-- START OF Records supplied --

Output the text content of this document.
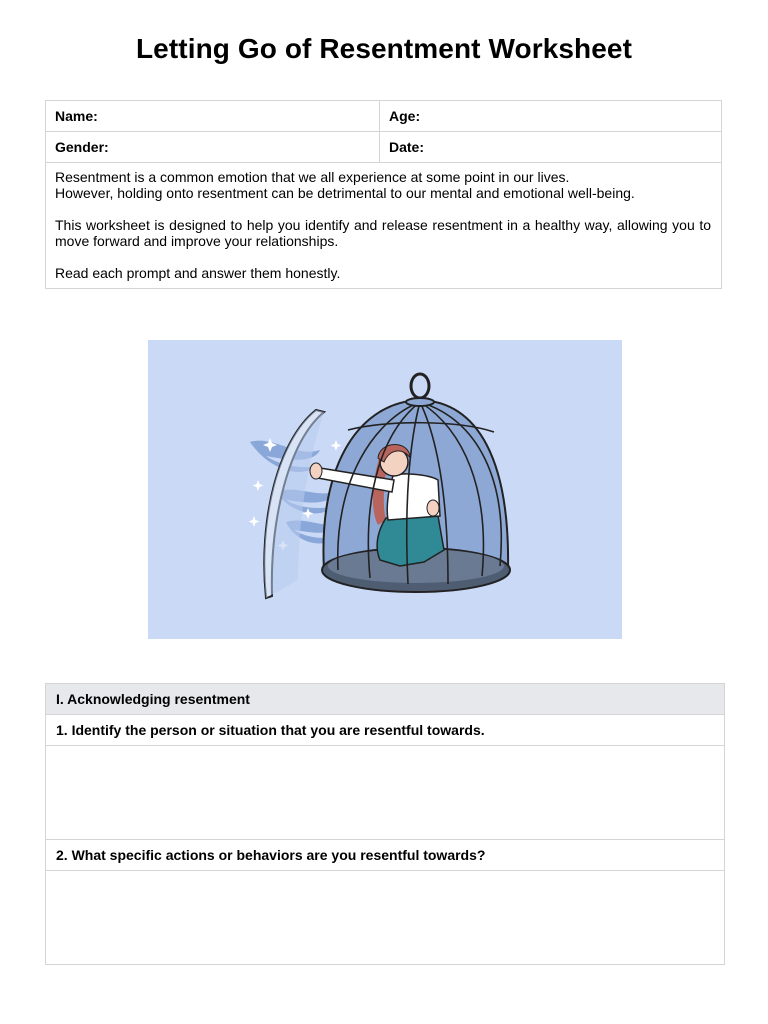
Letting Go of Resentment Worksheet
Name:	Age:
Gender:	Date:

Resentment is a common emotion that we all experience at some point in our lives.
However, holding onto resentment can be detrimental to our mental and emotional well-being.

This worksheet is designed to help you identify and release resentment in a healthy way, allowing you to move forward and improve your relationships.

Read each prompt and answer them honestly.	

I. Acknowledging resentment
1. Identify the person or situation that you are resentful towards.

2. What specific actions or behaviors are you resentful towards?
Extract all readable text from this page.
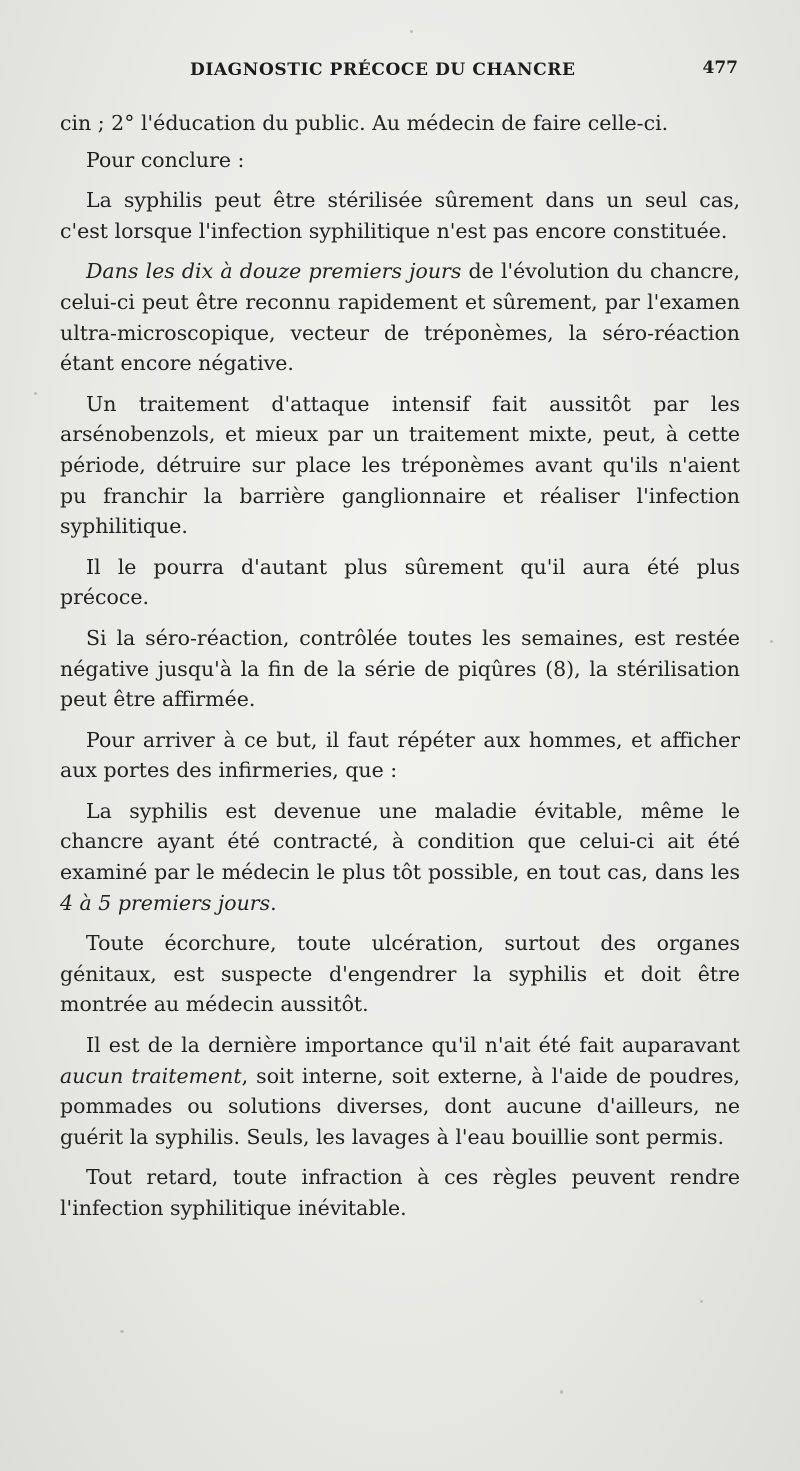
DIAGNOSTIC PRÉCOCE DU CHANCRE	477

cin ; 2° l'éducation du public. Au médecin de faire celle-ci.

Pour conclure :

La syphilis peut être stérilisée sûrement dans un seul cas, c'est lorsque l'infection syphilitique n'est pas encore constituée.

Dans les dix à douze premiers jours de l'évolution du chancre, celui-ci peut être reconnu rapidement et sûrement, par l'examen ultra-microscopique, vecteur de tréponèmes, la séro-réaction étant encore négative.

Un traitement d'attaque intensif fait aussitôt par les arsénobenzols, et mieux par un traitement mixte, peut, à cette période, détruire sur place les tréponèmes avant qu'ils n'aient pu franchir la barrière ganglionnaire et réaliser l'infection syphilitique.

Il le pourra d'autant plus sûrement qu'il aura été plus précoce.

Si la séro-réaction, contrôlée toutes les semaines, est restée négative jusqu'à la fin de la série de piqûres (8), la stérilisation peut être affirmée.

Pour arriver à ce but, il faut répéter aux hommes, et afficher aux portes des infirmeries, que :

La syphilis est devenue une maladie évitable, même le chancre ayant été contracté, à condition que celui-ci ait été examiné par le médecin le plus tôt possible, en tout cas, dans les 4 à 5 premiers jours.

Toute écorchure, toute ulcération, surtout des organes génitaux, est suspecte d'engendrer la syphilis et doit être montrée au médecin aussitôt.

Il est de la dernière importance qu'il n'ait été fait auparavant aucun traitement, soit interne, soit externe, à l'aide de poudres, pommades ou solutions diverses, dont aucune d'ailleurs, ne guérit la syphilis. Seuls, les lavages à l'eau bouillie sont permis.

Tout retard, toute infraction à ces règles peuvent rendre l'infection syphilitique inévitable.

-- END OF Records supplied --
-- START OF Records supplied --

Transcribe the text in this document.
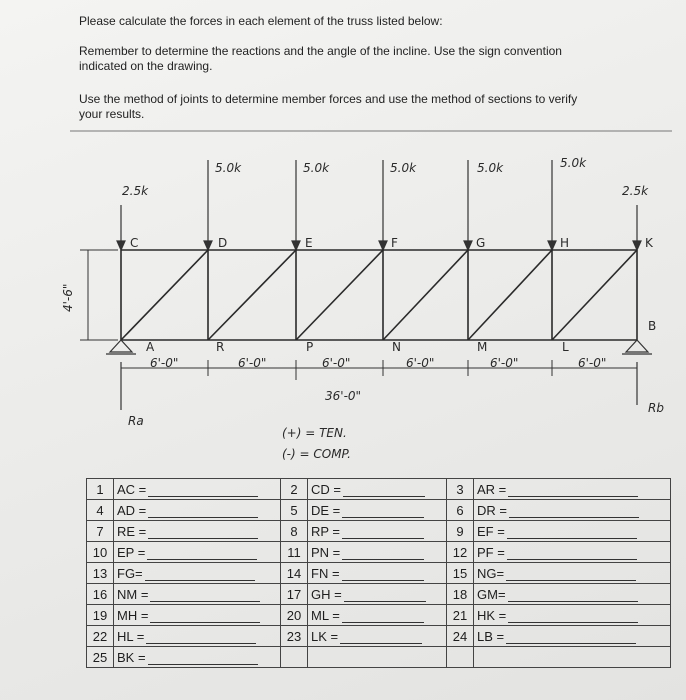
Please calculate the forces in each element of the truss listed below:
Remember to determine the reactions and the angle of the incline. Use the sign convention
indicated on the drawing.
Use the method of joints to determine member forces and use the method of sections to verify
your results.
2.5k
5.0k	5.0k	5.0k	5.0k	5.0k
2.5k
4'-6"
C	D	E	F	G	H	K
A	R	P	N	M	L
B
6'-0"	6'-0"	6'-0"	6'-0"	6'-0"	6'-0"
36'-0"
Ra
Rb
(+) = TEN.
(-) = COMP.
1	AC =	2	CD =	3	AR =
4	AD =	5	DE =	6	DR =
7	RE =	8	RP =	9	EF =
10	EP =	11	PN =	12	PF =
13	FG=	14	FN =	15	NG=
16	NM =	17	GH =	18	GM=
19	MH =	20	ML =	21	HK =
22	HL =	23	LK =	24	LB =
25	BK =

-- END OF Records supplied --
-- START OF Records supplied --

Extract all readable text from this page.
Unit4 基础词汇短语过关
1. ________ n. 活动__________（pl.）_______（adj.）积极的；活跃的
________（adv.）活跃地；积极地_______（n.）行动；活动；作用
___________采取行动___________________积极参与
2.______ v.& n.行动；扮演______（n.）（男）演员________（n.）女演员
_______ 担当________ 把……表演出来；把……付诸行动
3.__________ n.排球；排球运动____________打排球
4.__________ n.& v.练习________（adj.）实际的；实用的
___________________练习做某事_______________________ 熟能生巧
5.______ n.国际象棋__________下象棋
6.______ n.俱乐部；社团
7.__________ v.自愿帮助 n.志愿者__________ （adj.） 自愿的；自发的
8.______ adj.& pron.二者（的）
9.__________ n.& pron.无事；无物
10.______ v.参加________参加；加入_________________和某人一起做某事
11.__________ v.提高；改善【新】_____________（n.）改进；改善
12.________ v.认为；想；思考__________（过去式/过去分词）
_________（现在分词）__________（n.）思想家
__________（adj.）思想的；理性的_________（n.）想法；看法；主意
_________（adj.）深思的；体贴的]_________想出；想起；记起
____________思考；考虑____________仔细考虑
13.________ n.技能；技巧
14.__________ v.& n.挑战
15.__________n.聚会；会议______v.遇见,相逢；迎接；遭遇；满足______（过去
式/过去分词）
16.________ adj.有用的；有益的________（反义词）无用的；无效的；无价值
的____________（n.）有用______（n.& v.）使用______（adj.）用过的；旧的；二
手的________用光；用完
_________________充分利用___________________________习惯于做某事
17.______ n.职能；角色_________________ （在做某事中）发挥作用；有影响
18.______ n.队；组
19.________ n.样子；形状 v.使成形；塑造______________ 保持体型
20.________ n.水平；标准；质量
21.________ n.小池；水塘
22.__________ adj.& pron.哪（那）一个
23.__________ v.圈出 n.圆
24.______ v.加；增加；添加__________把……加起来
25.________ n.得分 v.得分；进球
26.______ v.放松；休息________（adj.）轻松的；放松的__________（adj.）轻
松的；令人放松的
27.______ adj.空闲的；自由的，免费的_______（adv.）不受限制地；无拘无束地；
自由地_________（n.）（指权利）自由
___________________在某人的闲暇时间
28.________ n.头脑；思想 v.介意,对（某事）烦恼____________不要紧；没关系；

-- END OF Records supplied --

Objective: Find all the lines containing "towards" in the material, then copy them.

Complete response:
1. Identify the person or situation that you are resentful towards.
2. What specific actions or behaviors are you resentful towards?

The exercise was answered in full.